Dataset entries
········

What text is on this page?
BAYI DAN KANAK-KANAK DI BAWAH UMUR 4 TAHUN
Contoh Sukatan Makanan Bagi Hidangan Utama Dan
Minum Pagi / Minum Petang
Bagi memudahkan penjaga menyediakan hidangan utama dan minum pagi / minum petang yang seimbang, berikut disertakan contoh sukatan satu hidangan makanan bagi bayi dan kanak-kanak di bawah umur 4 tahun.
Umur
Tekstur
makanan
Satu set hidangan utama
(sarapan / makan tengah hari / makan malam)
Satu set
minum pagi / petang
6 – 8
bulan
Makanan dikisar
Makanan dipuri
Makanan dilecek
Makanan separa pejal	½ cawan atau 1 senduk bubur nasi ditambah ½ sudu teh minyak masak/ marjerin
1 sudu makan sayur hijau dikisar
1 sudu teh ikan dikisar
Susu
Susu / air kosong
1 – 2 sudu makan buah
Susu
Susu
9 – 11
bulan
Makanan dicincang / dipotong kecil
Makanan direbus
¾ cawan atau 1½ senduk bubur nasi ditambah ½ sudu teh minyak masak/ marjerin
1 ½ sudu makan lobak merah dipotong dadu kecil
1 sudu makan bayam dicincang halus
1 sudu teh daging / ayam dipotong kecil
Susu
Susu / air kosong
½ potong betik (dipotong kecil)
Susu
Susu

········

§ GOAL: Only lines holding the string "kecil" are wanted; gather each one from the entries above.

§ THE COMPLETED TASK:
Makanan dicincang / dipotong kecil
1 ½ sudu makan lobak merah dipotong dadu kecil
1 sudu teh daging / ayam dipotong kecil
½ potong betik (dipotong kecil)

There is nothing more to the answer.